Collected data:

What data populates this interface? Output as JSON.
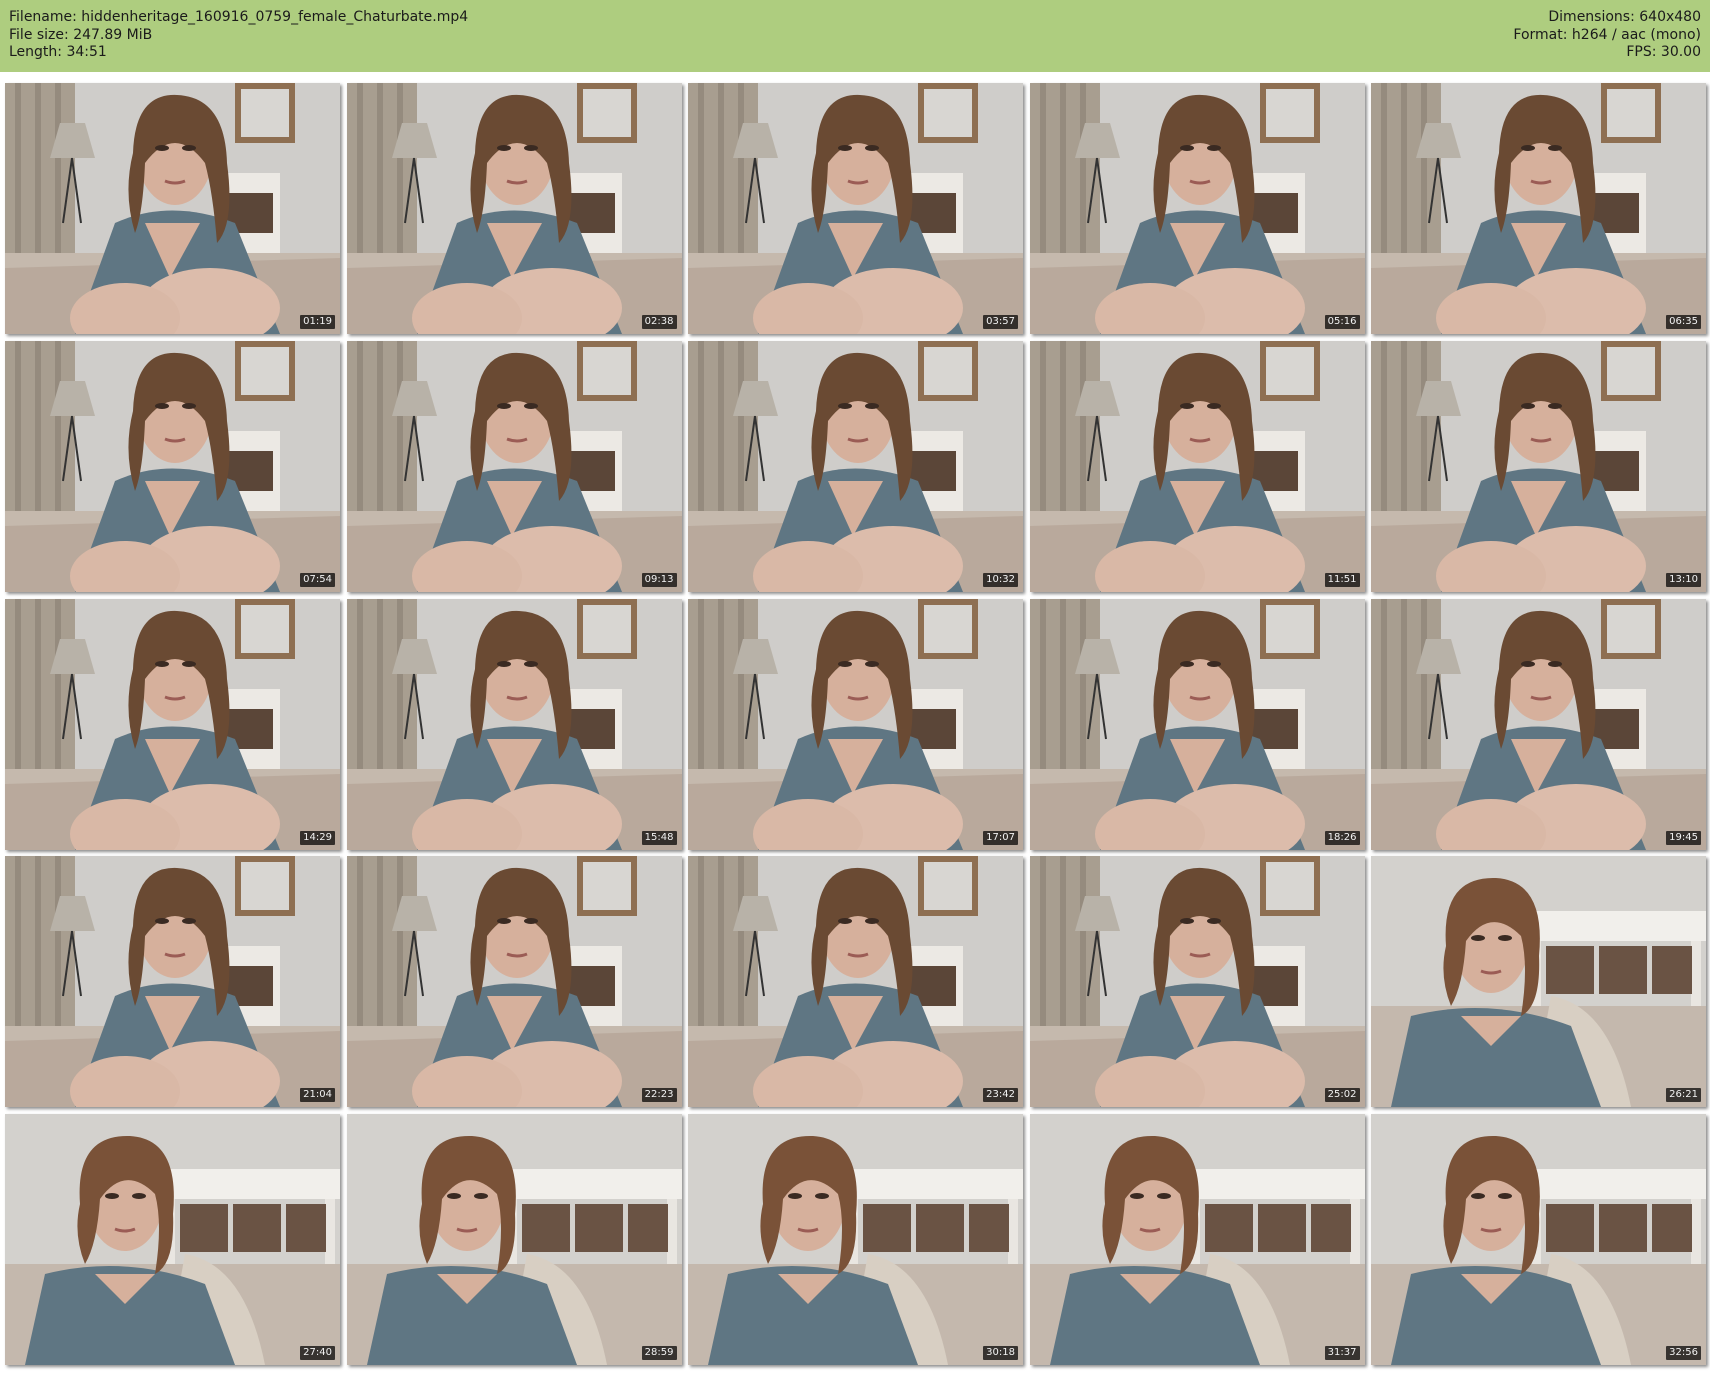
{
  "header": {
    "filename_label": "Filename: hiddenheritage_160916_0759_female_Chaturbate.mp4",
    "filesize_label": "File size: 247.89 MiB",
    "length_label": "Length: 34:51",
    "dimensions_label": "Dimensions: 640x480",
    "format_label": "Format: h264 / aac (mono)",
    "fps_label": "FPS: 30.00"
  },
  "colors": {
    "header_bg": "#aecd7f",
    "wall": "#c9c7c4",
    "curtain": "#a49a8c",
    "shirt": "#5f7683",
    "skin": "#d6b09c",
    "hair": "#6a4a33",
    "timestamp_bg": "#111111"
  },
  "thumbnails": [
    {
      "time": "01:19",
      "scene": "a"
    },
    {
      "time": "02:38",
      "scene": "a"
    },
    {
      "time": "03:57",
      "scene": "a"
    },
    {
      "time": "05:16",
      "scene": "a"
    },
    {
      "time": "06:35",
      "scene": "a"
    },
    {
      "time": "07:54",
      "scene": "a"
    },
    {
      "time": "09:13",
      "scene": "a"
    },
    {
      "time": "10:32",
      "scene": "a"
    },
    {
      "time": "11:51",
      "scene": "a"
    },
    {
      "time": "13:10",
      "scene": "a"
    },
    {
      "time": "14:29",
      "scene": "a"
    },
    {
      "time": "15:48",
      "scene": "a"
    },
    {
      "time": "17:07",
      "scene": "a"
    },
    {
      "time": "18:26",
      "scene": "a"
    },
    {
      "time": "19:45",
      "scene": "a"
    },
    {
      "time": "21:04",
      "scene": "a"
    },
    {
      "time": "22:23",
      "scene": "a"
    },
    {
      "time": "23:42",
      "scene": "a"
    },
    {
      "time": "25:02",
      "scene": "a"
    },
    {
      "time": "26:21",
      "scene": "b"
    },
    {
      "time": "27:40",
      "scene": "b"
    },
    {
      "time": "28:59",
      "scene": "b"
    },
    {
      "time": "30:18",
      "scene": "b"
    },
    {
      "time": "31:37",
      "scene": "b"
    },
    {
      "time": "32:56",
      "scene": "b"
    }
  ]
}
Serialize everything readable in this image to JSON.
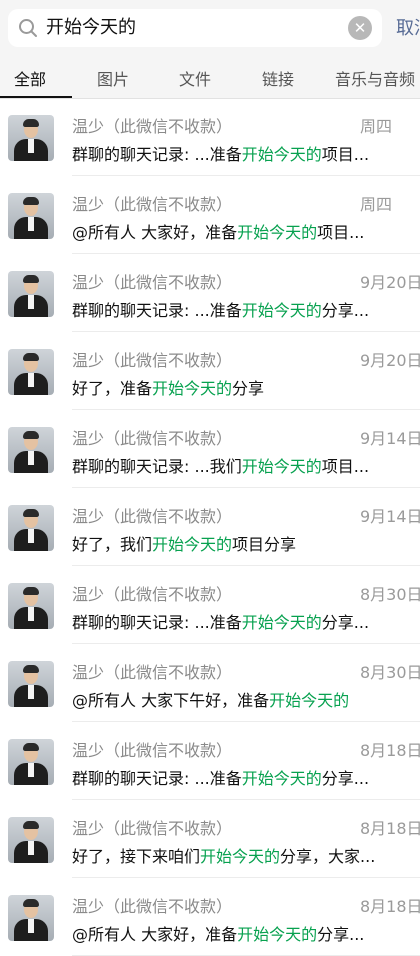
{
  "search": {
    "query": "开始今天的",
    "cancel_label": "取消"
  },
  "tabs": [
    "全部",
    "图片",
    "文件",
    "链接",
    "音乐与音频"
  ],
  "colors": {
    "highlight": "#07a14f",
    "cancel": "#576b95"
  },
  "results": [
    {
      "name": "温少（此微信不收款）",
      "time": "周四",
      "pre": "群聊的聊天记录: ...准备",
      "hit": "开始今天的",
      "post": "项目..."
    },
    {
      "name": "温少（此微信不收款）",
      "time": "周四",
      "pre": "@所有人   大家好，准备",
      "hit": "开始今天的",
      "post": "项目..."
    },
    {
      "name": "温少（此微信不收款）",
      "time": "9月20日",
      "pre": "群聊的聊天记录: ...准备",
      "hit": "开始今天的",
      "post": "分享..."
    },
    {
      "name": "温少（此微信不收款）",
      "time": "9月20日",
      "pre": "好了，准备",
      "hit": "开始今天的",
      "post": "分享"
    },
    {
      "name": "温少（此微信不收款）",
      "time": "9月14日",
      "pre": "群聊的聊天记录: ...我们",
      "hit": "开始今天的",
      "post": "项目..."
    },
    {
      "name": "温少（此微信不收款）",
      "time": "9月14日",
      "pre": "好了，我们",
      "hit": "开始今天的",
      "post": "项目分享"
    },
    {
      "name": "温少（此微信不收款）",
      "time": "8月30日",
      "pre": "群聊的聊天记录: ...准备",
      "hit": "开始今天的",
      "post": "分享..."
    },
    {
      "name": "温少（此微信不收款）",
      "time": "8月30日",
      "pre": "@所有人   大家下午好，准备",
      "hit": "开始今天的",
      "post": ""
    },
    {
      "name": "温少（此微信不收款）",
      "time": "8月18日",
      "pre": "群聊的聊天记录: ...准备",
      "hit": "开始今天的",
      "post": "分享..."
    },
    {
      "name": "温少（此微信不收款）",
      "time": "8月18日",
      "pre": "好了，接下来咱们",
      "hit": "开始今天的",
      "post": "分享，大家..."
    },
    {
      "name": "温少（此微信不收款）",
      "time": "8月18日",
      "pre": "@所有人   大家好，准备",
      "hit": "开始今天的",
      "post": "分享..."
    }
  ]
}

---

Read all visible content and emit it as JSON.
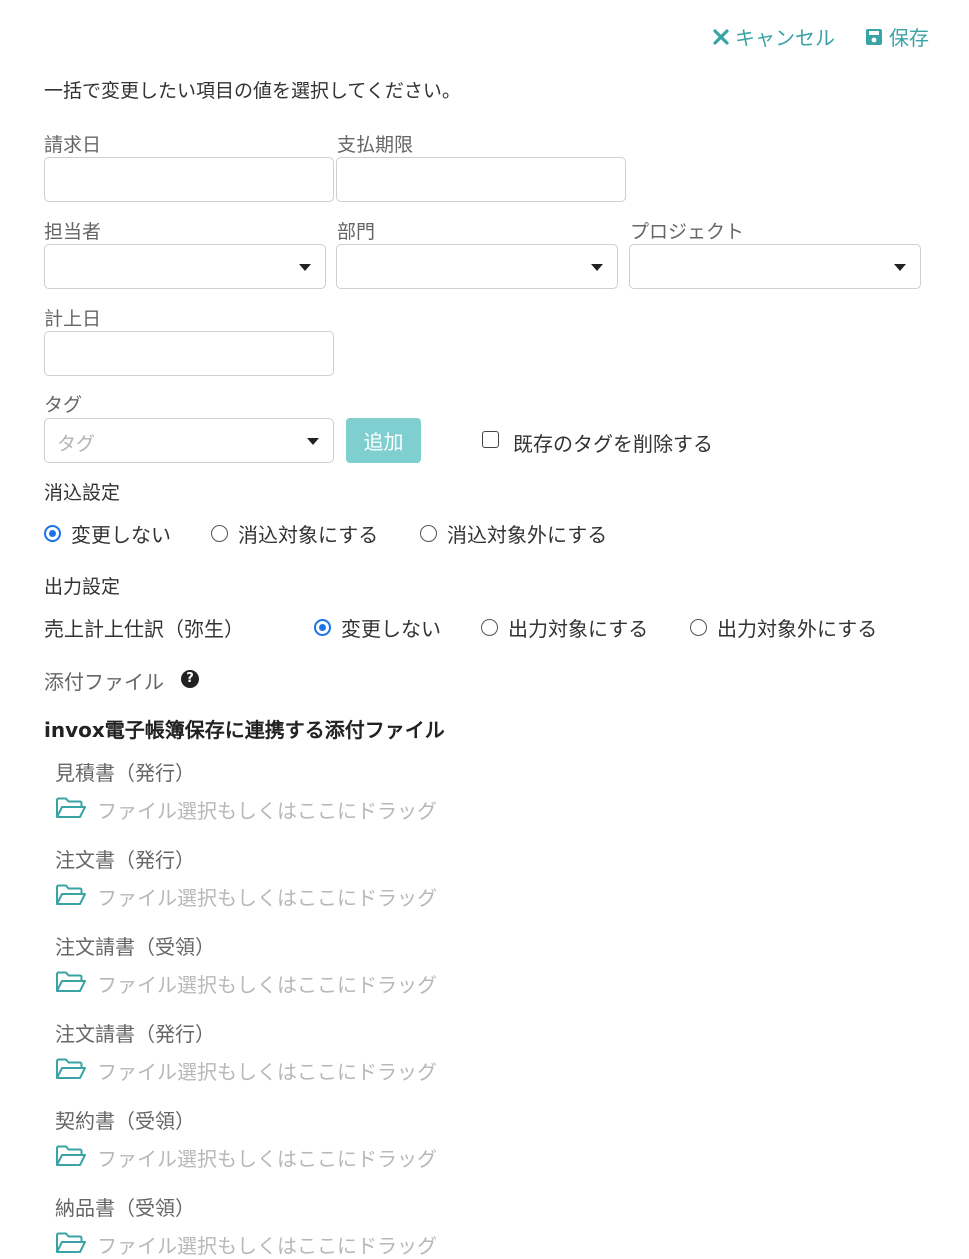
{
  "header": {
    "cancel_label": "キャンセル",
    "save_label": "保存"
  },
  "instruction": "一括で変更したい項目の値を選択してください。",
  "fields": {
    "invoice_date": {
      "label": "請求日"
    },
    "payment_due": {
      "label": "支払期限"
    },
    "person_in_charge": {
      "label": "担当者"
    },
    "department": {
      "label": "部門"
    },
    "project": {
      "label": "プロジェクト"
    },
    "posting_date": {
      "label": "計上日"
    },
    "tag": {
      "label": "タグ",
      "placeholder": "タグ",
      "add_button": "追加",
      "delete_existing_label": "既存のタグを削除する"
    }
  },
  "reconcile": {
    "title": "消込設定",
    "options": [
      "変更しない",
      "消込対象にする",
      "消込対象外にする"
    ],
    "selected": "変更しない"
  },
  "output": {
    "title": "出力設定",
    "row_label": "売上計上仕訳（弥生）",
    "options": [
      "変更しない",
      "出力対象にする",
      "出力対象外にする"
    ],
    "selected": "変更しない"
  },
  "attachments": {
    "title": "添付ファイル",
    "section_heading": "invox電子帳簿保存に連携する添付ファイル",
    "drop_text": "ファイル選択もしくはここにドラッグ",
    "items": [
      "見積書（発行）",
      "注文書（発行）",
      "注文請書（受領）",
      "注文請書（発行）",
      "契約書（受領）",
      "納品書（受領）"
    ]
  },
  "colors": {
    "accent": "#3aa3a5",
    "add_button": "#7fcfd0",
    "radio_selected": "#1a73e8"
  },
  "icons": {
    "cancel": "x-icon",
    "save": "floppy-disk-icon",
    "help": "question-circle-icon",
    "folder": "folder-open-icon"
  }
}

- **What is asked**: Which lines of the data include "this"? Copy each of them.

- **Answer in full**:
What data populates this interface? Output as JSON.
Serialize everything readable in this image to JSON.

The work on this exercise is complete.